Gather all lines in the records below that include the word "name".

## begin

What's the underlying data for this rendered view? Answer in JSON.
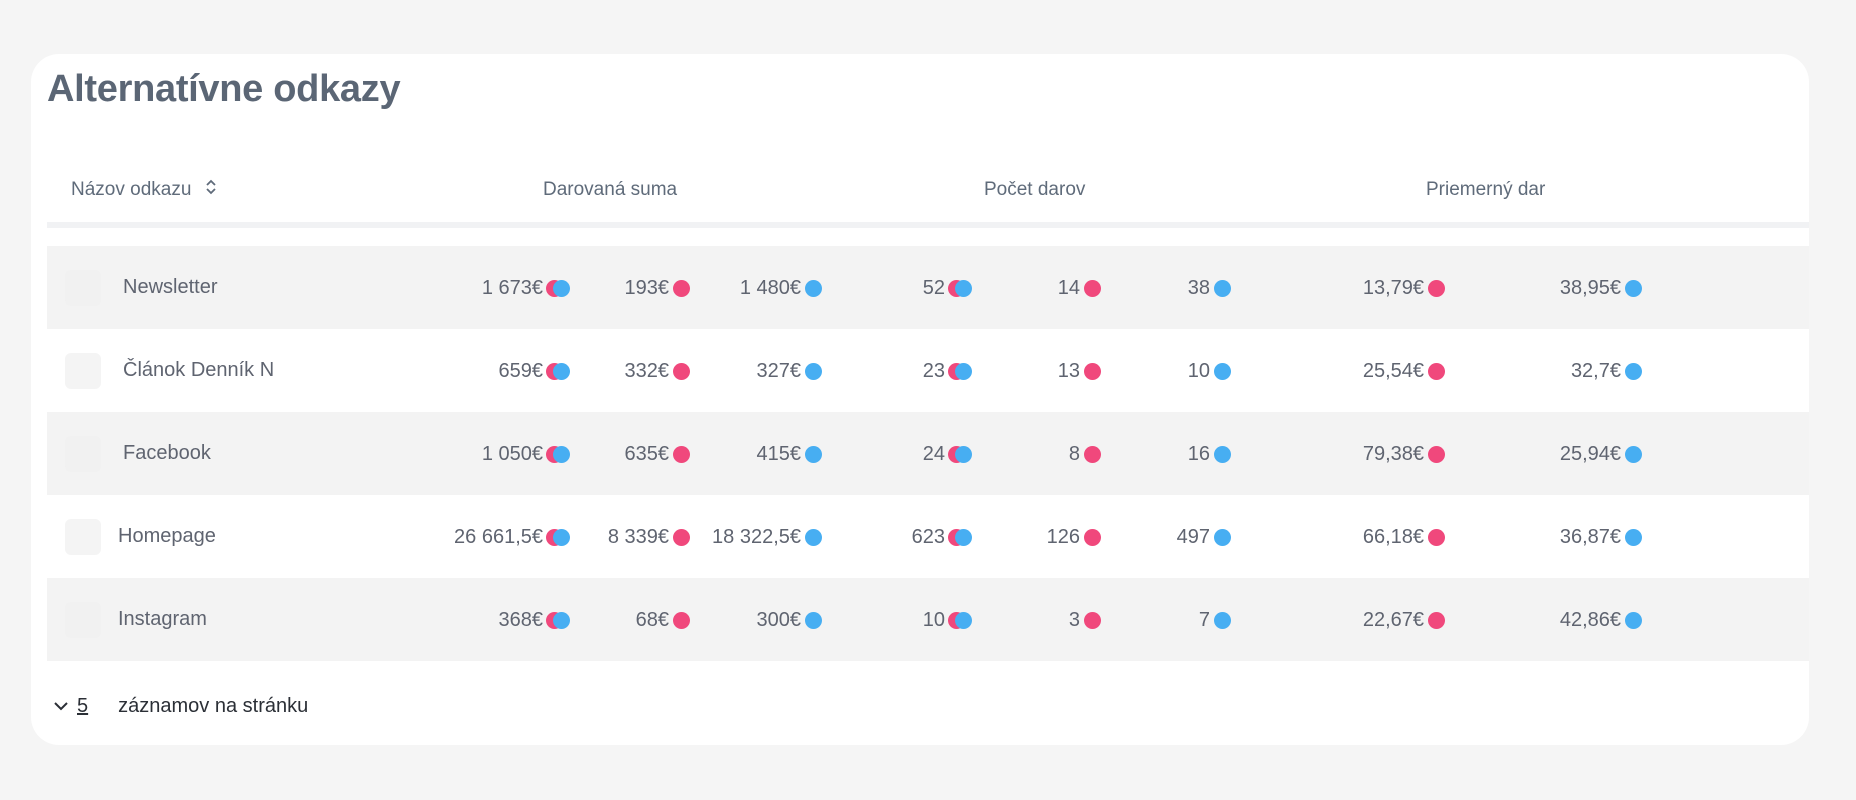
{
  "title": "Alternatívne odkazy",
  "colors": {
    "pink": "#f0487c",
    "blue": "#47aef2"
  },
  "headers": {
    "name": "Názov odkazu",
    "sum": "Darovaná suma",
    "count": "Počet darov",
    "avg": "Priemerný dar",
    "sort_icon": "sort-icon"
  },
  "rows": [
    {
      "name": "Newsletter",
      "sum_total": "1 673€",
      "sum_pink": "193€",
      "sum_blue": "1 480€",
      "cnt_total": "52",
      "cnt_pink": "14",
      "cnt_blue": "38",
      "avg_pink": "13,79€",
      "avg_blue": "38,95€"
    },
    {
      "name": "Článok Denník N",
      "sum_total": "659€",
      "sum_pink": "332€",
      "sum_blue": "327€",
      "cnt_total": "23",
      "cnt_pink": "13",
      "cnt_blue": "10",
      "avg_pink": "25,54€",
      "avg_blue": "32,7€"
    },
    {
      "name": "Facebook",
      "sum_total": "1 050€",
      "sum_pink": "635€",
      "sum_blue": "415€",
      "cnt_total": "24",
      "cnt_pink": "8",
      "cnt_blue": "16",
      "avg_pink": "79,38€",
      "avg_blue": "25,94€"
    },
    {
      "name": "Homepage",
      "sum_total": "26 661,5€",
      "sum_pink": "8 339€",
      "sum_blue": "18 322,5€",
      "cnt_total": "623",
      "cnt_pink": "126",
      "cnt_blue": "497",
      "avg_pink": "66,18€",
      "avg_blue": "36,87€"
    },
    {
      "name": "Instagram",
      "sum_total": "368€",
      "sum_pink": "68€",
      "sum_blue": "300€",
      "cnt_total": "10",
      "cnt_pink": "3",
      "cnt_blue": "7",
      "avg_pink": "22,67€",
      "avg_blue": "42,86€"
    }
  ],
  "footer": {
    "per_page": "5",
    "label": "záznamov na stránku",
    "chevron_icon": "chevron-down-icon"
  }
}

## end
## begin

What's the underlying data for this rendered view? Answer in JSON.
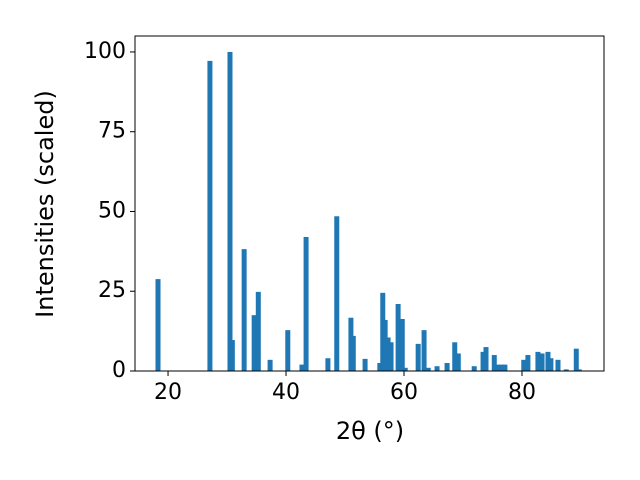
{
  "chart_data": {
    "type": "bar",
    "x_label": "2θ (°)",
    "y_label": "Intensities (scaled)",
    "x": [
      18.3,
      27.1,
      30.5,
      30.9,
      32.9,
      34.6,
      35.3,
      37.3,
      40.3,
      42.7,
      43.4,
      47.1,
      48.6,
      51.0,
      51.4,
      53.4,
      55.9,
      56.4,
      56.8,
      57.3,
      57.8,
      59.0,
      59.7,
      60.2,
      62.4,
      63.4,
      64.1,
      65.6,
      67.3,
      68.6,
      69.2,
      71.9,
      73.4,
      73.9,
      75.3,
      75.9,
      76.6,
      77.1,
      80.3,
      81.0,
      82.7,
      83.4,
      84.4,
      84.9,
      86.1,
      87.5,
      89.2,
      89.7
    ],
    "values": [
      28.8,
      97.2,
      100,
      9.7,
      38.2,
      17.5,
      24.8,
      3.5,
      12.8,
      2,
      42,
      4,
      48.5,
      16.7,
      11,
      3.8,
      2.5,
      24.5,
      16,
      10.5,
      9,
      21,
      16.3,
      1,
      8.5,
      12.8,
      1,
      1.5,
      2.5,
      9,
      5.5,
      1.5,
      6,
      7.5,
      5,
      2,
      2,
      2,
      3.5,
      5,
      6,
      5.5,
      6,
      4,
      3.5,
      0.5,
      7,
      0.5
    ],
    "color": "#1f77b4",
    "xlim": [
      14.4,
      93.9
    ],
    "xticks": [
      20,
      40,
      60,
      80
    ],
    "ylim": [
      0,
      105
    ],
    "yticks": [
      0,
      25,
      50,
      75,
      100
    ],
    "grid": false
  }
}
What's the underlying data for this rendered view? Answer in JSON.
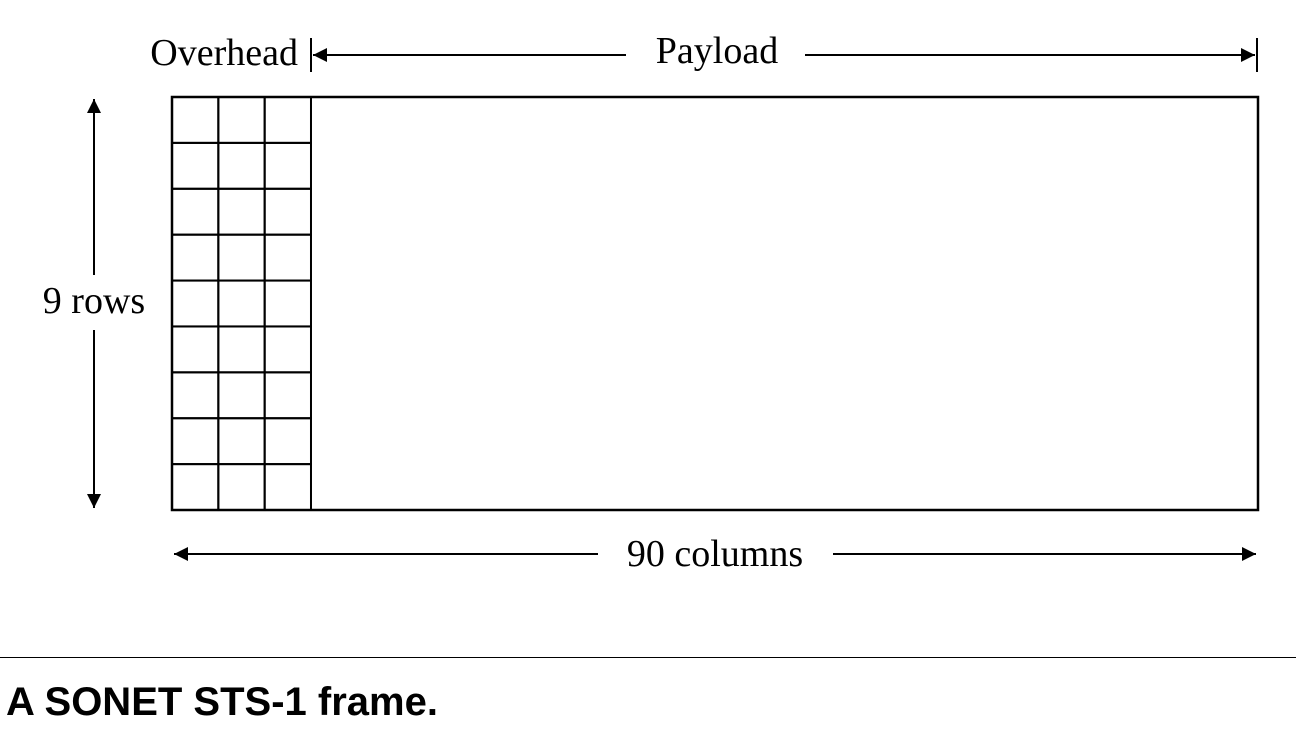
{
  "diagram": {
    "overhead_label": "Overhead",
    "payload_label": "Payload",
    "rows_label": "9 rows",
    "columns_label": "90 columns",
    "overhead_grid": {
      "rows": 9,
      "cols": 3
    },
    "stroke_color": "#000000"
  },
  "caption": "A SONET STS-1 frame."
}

## end

**RESULT OF THIS EXERCISE**
    "name": "Názov odkazu",
      "name": "Newsletter",
      "name": "Článok Denník N",
      "name": "Facebook",
      "name": "Homepage",
      "name": "Instagram",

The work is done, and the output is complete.